◆ Dataset entries ◆
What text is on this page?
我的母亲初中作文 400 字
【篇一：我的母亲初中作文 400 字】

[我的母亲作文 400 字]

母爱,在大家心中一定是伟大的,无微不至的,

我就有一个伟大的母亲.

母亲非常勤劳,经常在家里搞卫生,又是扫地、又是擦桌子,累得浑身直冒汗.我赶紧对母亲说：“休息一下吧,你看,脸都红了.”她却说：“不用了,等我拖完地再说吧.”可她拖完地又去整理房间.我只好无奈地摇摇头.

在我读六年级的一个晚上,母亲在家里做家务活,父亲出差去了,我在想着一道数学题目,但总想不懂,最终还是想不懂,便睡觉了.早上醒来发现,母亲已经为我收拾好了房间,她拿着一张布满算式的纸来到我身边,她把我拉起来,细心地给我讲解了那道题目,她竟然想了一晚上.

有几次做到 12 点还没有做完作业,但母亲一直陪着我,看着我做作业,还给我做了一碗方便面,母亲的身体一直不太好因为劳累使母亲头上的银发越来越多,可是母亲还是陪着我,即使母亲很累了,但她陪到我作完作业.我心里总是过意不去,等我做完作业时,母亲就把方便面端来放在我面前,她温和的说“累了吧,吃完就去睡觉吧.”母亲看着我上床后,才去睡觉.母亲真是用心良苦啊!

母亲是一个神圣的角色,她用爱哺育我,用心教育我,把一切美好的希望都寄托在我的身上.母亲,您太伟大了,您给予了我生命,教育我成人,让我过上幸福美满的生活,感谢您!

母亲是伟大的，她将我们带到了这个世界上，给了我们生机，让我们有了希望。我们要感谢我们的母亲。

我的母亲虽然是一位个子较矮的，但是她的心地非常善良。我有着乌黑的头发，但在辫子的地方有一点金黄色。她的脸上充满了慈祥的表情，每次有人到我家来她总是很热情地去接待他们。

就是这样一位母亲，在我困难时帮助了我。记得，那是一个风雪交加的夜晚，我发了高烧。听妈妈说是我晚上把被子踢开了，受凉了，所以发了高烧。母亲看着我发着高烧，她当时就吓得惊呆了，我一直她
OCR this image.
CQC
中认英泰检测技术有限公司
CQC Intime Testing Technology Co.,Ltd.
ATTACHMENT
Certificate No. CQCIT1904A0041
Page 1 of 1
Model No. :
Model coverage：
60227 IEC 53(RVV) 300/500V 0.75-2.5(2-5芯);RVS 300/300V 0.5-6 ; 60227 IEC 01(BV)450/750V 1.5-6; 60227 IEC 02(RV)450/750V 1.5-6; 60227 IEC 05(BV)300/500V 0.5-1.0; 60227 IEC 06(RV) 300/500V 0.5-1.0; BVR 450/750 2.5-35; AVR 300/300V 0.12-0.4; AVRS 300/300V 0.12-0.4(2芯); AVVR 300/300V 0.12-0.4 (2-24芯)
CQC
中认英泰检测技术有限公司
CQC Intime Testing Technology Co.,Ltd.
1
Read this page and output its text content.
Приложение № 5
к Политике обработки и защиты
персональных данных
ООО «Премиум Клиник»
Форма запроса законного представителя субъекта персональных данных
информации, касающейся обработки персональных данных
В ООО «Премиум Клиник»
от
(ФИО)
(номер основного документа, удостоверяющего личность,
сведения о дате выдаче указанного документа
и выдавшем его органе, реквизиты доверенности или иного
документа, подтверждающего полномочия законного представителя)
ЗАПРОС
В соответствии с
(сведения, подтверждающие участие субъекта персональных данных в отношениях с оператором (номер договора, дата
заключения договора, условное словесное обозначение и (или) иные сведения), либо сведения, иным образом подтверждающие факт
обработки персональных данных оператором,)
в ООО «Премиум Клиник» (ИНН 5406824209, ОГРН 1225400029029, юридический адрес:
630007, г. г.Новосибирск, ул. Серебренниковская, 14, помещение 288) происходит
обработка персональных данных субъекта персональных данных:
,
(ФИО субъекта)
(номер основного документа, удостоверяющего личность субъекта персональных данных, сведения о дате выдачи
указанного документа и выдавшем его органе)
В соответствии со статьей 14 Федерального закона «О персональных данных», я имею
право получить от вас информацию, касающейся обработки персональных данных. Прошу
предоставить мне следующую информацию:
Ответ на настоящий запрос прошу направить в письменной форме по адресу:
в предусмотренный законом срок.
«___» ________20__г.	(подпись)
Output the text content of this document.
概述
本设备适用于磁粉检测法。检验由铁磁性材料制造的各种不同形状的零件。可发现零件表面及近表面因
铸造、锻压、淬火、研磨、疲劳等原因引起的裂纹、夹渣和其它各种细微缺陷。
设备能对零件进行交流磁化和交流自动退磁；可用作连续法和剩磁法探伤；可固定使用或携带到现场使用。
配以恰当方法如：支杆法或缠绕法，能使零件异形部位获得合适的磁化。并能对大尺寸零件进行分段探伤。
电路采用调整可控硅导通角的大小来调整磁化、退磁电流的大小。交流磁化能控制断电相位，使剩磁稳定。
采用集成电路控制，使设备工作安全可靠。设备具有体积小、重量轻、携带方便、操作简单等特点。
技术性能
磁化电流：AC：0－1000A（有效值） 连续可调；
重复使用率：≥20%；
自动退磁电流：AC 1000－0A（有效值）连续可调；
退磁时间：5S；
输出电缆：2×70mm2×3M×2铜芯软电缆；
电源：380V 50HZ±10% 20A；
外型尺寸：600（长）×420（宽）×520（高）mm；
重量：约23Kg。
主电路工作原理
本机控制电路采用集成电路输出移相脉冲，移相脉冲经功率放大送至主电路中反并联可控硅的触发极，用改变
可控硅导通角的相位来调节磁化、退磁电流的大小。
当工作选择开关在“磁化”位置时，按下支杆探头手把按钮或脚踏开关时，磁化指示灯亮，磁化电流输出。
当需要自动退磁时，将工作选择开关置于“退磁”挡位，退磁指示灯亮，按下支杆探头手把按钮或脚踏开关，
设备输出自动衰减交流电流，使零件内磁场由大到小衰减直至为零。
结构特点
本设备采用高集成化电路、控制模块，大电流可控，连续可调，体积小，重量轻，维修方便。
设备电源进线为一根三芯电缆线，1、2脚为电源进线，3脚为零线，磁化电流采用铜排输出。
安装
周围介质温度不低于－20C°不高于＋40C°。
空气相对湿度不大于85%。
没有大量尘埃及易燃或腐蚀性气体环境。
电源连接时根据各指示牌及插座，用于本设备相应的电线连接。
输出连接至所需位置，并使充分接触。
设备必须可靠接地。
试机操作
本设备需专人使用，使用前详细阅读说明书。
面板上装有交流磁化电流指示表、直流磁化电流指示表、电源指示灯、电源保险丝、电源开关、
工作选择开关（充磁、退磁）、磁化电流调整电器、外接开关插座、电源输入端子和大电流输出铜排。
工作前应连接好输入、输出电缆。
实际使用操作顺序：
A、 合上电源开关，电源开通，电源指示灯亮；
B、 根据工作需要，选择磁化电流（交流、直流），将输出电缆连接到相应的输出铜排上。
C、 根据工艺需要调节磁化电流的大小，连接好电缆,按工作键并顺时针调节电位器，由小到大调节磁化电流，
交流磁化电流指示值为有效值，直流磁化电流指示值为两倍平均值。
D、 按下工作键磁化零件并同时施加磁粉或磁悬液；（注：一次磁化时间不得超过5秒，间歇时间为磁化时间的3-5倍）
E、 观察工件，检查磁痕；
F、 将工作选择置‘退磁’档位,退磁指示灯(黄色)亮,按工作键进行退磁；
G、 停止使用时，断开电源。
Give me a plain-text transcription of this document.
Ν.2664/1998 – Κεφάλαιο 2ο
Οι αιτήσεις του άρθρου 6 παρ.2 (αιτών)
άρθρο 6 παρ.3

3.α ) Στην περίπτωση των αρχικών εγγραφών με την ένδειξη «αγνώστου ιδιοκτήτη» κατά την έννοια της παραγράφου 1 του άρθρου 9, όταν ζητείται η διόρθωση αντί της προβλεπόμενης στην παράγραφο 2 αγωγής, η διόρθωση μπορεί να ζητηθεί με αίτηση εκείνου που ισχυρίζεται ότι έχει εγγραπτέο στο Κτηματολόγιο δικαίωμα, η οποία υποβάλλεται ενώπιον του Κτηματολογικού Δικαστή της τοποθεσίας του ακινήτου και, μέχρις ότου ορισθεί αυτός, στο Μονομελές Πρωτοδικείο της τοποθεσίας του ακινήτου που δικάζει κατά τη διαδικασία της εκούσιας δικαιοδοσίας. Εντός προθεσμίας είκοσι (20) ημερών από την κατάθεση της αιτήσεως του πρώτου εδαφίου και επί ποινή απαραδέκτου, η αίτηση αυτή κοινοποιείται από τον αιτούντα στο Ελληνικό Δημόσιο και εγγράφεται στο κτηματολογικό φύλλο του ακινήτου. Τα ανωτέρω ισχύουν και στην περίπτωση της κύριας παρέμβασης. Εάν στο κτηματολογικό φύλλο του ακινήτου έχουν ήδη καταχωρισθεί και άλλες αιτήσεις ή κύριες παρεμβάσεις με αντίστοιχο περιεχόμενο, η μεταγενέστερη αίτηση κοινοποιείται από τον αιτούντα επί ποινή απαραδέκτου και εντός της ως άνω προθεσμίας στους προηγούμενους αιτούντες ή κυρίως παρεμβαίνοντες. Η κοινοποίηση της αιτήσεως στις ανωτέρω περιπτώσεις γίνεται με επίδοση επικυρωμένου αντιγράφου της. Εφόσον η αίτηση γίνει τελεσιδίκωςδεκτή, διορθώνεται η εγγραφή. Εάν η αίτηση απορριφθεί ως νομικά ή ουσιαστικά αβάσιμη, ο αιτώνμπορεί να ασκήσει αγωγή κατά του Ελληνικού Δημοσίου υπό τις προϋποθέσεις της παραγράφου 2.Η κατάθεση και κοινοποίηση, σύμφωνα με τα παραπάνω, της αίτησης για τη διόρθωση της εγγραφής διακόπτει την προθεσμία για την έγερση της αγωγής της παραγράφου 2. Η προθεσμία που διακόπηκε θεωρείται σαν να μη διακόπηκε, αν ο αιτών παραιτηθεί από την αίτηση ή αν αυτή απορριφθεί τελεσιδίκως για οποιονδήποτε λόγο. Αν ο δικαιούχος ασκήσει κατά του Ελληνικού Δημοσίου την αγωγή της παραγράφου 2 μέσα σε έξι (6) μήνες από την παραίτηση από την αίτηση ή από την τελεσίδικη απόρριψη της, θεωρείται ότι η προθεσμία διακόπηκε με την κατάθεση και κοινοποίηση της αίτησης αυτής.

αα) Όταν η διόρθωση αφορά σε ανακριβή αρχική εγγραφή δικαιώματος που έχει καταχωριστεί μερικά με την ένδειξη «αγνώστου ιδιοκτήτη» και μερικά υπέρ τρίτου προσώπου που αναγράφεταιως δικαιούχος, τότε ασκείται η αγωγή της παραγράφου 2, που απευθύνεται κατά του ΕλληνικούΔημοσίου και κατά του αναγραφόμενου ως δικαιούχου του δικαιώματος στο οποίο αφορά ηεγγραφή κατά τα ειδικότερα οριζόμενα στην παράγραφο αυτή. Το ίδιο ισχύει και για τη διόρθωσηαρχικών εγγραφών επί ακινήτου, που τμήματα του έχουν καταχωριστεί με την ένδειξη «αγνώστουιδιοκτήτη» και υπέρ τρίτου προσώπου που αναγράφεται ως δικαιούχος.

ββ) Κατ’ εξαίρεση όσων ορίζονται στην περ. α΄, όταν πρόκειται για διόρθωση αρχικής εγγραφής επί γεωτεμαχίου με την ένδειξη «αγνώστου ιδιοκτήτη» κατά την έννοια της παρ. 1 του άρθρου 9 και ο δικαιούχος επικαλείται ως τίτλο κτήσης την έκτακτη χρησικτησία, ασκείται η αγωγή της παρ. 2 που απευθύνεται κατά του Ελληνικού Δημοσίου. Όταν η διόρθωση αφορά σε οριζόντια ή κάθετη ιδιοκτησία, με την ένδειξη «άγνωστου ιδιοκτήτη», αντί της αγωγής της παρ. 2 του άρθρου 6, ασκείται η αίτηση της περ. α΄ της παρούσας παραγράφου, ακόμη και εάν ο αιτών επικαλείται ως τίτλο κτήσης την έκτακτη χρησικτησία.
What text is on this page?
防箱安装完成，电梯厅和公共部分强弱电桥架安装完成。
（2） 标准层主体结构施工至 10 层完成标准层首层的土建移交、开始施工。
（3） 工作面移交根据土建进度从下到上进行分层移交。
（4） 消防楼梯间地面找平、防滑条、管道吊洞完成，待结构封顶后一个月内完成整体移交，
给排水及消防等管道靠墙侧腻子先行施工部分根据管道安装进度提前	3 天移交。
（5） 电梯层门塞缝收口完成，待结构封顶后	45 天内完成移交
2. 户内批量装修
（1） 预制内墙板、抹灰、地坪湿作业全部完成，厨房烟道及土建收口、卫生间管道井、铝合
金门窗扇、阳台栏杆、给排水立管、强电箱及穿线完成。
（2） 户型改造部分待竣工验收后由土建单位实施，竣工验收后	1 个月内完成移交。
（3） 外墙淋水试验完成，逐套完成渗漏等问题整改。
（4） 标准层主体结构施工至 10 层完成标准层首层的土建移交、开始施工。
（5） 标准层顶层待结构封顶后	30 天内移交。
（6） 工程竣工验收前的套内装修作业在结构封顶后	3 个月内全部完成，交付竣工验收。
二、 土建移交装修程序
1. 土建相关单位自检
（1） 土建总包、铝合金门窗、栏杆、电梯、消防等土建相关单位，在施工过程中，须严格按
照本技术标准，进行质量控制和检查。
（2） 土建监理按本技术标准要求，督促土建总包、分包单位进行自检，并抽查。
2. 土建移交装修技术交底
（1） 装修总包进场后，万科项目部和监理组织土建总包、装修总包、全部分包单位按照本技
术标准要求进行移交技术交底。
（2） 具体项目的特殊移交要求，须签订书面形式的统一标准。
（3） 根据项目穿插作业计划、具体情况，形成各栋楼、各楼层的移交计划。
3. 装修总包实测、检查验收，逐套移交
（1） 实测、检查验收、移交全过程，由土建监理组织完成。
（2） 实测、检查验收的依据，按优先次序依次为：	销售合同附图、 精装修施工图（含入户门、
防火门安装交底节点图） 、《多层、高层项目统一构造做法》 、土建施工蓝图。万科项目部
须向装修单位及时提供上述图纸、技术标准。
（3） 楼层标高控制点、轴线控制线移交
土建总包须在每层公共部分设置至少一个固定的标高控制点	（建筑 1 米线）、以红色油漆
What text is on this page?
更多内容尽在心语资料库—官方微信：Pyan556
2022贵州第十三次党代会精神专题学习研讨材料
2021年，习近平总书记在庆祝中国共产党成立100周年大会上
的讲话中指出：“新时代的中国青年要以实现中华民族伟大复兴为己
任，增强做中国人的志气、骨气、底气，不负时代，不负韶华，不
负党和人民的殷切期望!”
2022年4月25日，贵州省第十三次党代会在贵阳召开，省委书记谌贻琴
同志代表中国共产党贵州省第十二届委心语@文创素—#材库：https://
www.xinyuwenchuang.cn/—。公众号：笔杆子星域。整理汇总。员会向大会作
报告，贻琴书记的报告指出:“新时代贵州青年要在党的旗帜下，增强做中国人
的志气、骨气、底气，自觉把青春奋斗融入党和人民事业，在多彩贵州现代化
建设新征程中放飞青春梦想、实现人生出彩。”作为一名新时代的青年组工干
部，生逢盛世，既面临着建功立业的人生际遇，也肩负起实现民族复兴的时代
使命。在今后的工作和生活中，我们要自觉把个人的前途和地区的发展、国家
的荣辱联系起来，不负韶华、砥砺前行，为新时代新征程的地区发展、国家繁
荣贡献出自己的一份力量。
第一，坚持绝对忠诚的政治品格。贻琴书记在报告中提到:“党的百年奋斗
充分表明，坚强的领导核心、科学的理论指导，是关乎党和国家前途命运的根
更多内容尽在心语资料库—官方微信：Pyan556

◆ Task to carry out ◆
Copy every line that includes the string "подтверждающие" from the material above.

◆ Answer to the task ◆
(сведения, подтверждающие участие субъекта персональных данных в отношениях с оператором (номер договора, дата
заключения договора, условное словесное обозначение и (или) иные сведения), либо сведения, иным образом подтверждающие факт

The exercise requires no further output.